──────── Data supplied ────────
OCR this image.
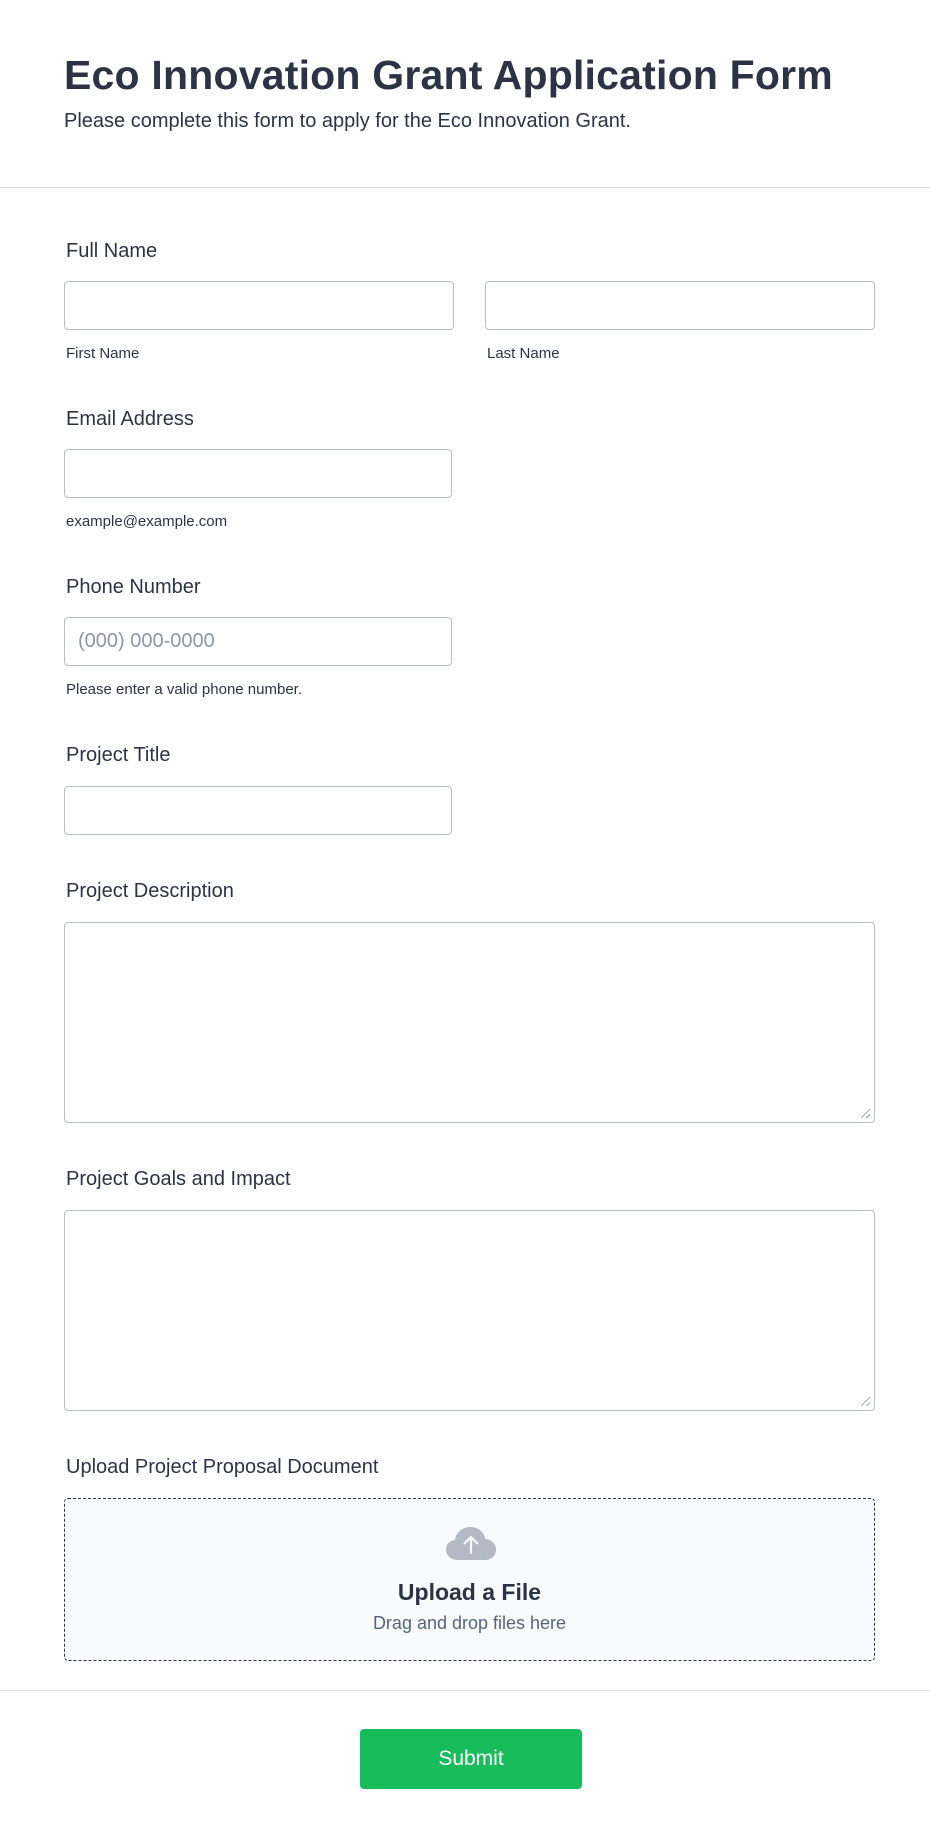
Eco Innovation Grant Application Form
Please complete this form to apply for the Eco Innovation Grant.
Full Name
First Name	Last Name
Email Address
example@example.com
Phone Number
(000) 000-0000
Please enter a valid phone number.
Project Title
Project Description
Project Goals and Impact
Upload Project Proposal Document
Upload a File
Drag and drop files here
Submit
────────
#### Exercise:
Write the material out again exactly as it appears, dropping the pictures.

#### Written answer:
OCR this image.
Eco Innovation Grant Application Form
Please complete this form to apply for the Eco Innovation Grant.
Full Name
First Name	Last Name
Email Address
example@example.com
Phone Number
(000) 000-0000
Please enter a valid phone number.
Project Title
Project Description
Project Goals and Impact
Upload Project Proposal Document
Upload a File
Drag and drop files here
Submit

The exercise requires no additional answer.